--- START OF Records shown ---

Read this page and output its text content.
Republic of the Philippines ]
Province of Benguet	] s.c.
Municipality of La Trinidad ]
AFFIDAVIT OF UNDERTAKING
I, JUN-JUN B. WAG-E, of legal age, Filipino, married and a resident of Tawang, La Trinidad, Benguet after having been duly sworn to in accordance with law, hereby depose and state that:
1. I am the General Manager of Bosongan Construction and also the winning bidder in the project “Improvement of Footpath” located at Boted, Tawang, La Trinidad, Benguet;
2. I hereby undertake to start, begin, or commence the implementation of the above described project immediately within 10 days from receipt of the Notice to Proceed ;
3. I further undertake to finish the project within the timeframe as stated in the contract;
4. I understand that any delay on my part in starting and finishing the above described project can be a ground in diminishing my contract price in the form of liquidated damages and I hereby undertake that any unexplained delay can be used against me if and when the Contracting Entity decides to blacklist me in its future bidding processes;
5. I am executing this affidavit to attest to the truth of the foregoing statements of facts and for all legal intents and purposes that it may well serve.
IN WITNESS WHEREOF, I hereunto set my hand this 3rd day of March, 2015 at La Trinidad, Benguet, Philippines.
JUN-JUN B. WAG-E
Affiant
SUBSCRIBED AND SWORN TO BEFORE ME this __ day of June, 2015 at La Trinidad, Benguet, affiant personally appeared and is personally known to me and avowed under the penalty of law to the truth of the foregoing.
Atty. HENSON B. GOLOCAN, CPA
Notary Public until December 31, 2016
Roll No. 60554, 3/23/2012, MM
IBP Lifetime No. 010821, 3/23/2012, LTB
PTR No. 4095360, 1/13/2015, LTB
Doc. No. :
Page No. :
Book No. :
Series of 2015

--- END OF Records shown ---

(What the task asks): Return each full line of the entries that contains the word "this".

(Solution):
Read this page and output its text content.
5. I am executing this affidavit to attest to the truth of the foregoing statements of facts and for all legal intents and purposes that it may well serve.
IN WITNESS WHEREOF, I hereunto set my hand this 3rd day of March, 2015 at La Trinidad, Benguet, Philippines.
SUBSCRIBED AND SWORN TO BEFORE ME this __ day of June, 2015 at La Trinidad, Benguet, affiant personally appeared and is personally known to me and avowed under the penalty of law to the truth of the foregoing.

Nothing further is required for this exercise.